§ **What you should do**: Copy every line of the following data that includes the string "Management".

§ **Task data**:
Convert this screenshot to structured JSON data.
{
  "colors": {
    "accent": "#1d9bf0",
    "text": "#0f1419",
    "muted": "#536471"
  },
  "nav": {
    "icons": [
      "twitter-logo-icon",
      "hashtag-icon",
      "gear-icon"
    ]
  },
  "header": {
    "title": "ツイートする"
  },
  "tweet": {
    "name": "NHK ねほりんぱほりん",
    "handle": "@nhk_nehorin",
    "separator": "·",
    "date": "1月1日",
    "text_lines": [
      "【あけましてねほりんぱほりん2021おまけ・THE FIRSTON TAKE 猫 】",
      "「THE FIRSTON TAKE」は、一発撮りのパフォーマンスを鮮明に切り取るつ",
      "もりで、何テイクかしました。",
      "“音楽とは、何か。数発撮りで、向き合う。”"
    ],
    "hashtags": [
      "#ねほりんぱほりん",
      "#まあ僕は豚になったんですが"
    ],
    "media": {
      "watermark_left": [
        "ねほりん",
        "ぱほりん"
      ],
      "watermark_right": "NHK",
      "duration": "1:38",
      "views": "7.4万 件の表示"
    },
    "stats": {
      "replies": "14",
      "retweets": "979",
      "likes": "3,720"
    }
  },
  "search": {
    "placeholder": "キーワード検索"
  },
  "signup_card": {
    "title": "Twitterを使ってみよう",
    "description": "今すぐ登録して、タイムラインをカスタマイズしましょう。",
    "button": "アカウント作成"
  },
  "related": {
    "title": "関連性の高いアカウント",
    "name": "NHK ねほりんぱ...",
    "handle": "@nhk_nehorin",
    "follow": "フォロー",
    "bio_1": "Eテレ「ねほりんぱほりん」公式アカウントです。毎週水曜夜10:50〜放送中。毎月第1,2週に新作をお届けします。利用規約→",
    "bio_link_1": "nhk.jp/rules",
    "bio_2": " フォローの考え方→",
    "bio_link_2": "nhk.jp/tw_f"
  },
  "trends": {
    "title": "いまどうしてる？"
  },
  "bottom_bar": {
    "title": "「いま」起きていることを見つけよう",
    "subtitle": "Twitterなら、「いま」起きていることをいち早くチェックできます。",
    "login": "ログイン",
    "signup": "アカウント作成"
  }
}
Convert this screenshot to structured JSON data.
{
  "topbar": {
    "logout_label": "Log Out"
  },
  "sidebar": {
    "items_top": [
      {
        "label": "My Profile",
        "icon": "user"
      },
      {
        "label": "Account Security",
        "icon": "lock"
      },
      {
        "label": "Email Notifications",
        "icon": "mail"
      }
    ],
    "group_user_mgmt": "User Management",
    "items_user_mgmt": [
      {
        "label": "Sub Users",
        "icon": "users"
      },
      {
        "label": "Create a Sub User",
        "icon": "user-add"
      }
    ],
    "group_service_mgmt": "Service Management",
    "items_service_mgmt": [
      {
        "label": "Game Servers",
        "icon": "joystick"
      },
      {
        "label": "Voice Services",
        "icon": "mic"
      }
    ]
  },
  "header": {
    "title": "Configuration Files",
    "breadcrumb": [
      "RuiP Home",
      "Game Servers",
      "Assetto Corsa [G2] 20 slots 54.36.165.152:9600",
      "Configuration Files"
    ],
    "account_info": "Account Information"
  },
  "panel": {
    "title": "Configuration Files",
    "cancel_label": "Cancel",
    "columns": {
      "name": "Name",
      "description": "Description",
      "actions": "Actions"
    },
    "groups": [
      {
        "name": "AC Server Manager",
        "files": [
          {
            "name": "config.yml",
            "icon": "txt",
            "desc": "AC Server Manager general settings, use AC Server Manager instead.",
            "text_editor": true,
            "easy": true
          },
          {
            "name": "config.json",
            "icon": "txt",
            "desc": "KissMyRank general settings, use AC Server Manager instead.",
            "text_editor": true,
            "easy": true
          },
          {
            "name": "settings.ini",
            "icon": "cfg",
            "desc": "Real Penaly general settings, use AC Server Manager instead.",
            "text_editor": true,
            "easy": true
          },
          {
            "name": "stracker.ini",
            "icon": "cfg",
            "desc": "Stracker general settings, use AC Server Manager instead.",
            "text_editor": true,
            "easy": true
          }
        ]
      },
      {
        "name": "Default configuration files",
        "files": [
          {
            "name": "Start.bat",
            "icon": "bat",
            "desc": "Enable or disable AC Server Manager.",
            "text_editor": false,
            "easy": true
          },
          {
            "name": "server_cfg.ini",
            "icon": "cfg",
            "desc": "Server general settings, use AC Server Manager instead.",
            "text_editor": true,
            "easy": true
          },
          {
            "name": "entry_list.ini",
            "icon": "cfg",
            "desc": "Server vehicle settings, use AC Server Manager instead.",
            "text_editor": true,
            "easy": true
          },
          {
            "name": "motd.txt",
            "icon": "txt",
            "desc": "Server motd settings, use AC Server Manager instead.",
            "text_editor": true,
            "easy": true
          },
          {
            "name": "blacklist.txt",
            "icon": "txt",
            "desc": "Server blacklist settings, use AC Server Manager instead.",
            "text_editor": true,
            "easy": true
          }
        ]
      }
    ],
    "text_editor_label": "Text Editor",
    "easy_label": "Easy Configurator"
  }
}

§ **Result for this task**:
    "group_user_mgmt": "User Management",
    "group_service_mgmt": "Service Management",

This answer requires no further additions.